— begin RECORDS SHOWN —
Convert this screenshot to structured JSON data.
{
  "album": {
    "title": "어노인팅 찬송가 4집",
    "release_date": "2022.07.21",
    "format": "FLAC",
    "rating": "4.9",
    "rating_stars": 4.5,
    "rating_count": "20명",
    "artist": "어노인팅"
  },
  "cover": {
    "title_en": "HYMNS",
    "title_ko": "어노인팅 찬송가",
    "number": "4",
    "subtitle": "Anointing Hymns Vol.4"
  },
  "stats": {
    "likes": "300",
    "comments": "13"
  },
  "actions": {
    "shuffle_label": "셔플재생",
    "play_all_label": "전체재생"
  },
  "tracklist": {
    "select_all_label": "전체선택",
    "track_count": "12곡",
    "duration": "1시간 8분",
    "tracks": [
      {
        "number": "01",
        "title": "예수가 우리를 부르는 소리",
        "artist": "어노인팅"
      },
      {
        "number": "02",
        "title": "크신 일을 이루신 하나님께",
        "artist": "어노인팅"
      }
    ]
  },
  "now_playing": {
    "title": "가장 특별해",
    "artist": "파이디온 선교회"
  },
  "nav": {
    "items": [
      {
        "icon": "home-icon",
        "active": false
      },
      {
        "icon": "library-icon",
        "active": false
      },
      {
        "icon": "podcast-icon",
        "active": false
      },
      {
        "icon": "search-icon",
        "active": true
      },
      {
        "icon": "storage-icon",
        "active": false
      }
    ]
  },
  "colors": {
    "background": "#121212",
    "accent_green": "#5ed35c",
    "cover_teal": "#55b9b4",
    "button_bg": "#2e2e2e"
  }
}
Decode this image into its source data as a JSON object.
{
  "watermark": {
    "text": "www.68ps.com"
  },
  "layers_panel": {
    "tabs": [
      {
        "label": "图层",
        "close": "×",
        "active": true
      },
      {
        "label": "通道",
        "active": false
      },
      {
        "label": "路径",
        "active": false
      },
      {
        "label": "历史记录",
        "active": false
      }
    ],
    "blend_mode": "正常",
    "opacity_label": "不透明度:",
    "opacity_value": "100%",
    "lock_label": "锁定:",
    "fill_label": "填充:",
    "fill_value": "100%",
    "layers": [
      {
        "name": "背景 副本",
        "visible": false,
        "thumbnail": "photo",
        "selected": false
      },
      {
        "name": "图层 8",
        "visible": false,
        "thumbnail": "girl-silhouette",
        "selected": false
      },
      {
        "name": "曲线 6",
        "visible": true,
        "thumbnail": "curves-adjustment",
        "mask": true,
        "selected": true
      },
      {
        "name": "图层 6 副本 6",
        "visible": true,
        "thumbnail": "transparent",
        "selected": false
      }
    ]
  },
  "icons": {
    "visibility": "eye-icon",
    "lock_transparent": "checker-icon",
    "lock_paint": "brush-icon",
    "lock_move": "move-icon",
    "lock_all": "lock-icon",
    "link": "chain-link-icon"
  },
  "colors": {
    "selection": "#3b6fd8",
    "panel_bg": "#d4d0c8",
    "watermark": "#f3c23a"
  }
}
— end RECORDS SHOWN —
| SET PROBLEM |
Return the listing above in full, character for character.

| EXPECTED ANSWER |
Convert this screenshot to structured JSON data.
{
  "album": {
    "title": "어노인팅 찬송가 4집",
    "release_date": "2022.07.21",
    "format": "FLAC",
    "rating": "4.9",
    "rating_stars": 4.5,
    "rating_count": "20명",
    "artist": "어노인팅"
  },
  "cover": {
    "title_en": "HYMNS",
    "title_ko": "어노인팅 찬송가",
    "number": "4",
    "subtitle": "Anointing Hymns Vol.4"
  },
  "stats": {
    "likes": "300",
    "comments": "13"
  },
  "actions": {
    "shuffle_label": "셔플재생",
    "play_all_label": "전체재생"
  },
  "tracklist": {
    "select_all_label": "전체선택",
    "track_count": "12곡",
    "duration": "1시간 8분",
    "tracks": [
      {
        "number": "01",
        "title": "예수가 우리를 부르는 소리",
        "artist": "어노인팅"
      },
      {
        "number": "02",
        "title": "크신 일을 이루신 하나님께",
        "artist": "어노인팅"
      }
    ]
  },
  "now_playing": {
    "title": "가장 특별해",
    "artist": "파이디온 선교회"
  },
  "nav": {
    "items": [
      {
        "icon": "home-icon",
        "active": false
      },
      {
        "icon": "library-icon",
        "active": false
      },
      {
        "icon": "podcast-icon",
        "active": false
      },
      {
        "icon": "search-icon",
        "active": true
      },
      {
        "icon": "storage-icon",
        "active": false
      }
    ]
  },
  "colors": {
    "background": "#121212",
    "accent_green": "#5ed35c",
    "cover_teal": "#55b9b4",
    "button_bg": "#2e2e2e"
  }
}
Decode this image into its source data as a JSON object.
{
  "watermark": {
    "text": "www.68ps.com"
  },
  "layers_panel": {
    "tabs": [
      {
        "label": "图层",
        "close": "×",
        "active": true
      },
      {
        "label": "通道",
        "active": false
      },
      {
        "label": "路径",
        "active": false
      },
      {
        "label": "历史记录",
        "active": false
      }
    ],
    "blend_mode": "正常",
    "opacity_label": "不透明度:",
    "opacity_value": "100%",
    "lock_label": "锁定:",
    "fill_label": "填充:",
    "fill_value": "100%",
    "layers": [
      {
        "name": "背景 副本",
        "visible": false,
        "thumbnail": "photo",
        "selected": false
      },
      {
        "name": "图层 8",
        "visible": false,
        "thumbnail": "girl-silhouette",
        "selected": false
      },
      {
        "name": "曲线 6",
        "visible": true,
        "thumbnail": "curves-adjustment",
        "mask": true,
        "selected": true
      },
      {
        "name": "图层 6 副本 6",
        "visible": true,
        "thumbnail": "transparent",
        "selected": false
      }
    ]
  },
  "icons": {
    "visibility": "eye-icon",
    "lock_transparent": "checker-icon",
    "lock_paint": "brush-icon",
    "lock_move": "move-icon",
    "lock_all": "lock-icon",
    "link": "chain-link-icon"
  },
  "colors": {
    "selection": "#3b6fd8",
    "panel_bg": "#d4d0c8",
    "watermark": "#f3c23a"
  }
}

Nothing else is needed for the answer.